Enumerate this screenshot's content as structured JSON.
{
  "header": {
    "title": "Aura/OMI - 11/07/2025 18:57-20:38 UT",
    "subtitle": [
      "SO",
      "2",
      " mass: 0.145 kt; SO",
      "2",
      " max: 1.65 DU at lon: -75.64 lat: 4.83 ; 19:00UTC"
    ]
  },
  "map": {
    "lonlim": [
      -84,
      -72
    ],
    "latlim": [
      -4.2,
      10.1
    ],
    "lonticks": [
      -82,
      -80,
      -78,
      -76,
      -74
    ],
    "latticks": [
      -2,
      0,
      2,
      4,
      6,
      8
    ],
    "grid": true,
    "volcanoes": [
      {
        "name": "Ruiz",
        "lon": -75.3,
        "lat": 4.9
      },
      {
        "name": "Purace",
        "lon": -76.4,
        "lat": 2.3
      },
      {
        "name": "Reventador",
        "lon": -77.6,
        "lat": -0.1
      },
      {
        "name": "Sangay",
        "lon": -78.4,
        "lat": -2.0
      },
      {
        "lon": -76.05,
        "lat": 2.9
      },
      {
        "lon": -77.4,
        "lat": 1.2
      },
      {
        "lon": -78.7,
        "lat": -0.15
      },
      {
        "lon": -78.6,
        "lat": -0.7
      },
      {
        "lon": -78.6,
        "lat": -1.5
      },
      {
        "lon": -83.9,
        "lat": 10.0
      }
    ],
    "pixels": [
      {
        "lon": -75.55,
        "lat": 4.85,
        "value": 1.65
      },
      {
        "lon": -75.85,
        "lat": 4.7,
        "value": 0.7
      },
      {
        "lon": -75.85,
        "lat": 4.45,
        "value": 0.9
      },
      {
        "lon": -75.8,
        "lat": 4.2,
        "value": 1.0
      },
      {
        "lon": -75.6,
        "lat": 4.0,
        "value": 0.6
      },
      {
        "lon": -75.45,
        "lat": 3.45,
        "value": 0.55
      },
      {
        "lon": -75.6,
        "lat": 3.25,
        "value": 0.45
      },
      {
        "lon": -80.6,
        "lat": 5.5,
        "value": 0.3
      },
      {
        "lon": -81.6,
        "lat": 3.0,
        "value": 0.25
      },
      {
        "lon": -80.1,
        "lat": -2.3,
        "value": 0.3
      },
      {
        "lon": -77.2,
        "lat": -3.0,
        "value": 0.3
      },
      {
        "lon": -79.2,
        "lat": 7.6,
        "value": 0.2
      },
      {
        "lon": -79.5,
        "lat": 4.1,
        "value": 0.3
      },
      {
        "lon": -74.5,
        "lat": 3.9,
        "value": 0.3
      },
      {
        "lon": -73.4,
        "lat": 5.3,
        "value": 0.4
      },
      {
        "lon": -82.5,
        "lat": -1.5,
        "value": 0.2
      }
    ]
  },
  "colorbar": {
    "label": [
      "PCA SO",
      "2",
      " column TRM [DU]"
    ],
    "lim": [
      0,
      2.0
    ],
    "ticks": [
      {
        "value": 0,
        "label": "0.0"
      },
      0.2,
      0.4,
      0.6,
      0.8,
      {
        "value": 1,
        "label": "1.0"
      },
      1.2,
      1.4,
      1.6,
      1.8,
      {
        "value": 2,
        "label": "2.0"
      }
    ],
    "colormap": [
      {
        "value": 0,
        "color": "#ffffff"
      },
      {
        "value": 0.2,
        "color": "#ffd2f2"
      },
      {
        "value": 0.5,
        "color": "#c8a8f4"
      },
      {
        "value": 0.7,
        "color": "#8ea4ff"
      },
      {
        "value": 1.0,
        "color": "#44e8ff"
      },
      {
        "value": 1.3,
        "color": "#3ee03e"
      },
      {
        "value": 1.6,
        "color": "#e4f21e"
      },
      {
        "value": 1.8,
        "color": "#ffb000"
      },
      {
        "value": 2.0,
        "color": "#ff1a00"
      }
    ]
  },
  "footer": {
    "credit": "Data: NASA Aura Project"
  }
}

----

Repeat every line of the data, exactly and in full.

* _Exercise output_:
Enumerate this screenshot's content as structured JSON.
{
  "header": {
    "title": "Aura/OMI - 11/07/2025 18:57-20:38 UT",
    "subtitle": [
      "SO",
      "2",
      " mass: 0.145 kt; SO",
      "2",
      " max: 1.65 DU at lon: -75.64 lat: 4.83 ; 19:00UTC"
    ]
  },
  "map": {
    "lonlim": [
      -84,
      -72
    ],
    "latlim": [
      -4.2,
      10.1
    ],
    "lonticks": [
      -82,
      -80,
      -78,
      -76,
      -74
    ],
    "latticks": [
      -2,
      0,
      2,
      4,
      6,
      8
    ],
    "grid": true,
    "volcanoes": [
      {
        "name": "Ruiz",
        "lon": -75.3,
        "lat": 4.9
      },
      {
        "name": "Purace",
        "lon": -76.4,
        "lat": 2.3
      },
      {
        "name": "Reventador",
        "lon": -77.6,
        "lat": -0.1
      },
      {
        "name": "Sangay",
        "lon": -78.4,
        "lat": -2.0
      },
      {
        "lon": -76.05,
        "lat": 2.9
      },
      {
        "lon": -77.4,
        "lat": 1.2
      },
      {
        "lon": -78.7,
        "lat": -0.15
      },
      {
        "lon": -78.6,
        "lat": -0.7
      },
      {
        "lon": -78.6,
        "lat": -1.5
      },
      {
        "lon": -83.9,
        "lat": 10.0
      }
    ],
    "pixels": [
      {
        "lon": -75.55,
        "lat": 4.85,
        "value": 1.65
      },
      {
        "lon": -75.85,
        "lat": 4.7,
        "value": 0.7
      },
      {
        "lon": -75.85,
        "lat": 4.45,
        "value": 0.9
      },
      {
        "lon": -75.8,
        "lat": 4.2,
        "value": 1.0
      },
      {
        "lon": -75.6,
        "lat": 4.0,
        "value": 0.6
      },
      {
        "lon": -75.45,
        "lat": 3.45,
        "value": 0.55
      },
      {
        "lon": -75.6,
        "lat": 3.25,
        "value": 0.45
      },
      {
        "lon": -80.6,
        "lat": 5.5,
        "value": 0.3
      },
      {
        "lon": -81.6,
        "lat": 3.0,
        "value": 0.25
      },
      {
        "lon": -80.1,
        "lat": -2.3,
        "value": 0.3
      },
      {
        "lon": -77.2,
        "lat": -3.0,
        "value": 0.3
      },
      {
        "lon": -79.2,
        "lat": 7.6,
        "value": 0.2
      },
      {
        "lon": -79.5,
        "lat": 4.1,
        "value": 0.3
      },
      {
        "lon": -74.5,
        "lat": 3.9,
        "value": 0.3
      },
      {
        "lon": -73.4,
        "lat": 5.3,
        "value": 0.4
      },
      {
        "lon": -82.5,
        "lat": -1.5,
        "value": 0.2
      }
    ]
  },
  "colorbar": {
    "label": [
      "PCA SO",
      "2",
      " column TRM [DU]"
    ],
    "lim": [
      0,
      2.0
    ],
    "ticks": [
      {
        "value": 0,
        "label": "0.0"
      },
      0.2,
      0.4,
      0.6,
      0.8,
      {
        "value": 1,
        "label": "1.0"
      },
      1.2,
      1.4,
      1.6,
      1.8,
      {
        "value": 2,
        "label": "2.0"
      }
    ],
    "colormap": [
      {
        "value": 0,
        "color": "#ffffff"
      },
      {
        "value": 0.2,
        "color": "#ffd2f2"
      },
      {
        "value": 0.5,
        "color": "#c8a8f4"
      },
      {
        "value": 0.7,
        "color": "#8ea4ff"
      },
      {
        "value": 1.0,
        "color": "#44e8ff"
      },
      {
        "value": 1.3,
        "color": "#3ee03e"
      },
      {
        "value": 1.6,
        "color": "#e4f21e"
      },
      {
        "value": 1.8,
        "color": "#ffb000"
      },
      {
        "value": 2.0,
        "color": "#ff1a00"
      }
    ]
  },
  "footer": {
    "credit": "Data: NASA Aura Project"
  }
}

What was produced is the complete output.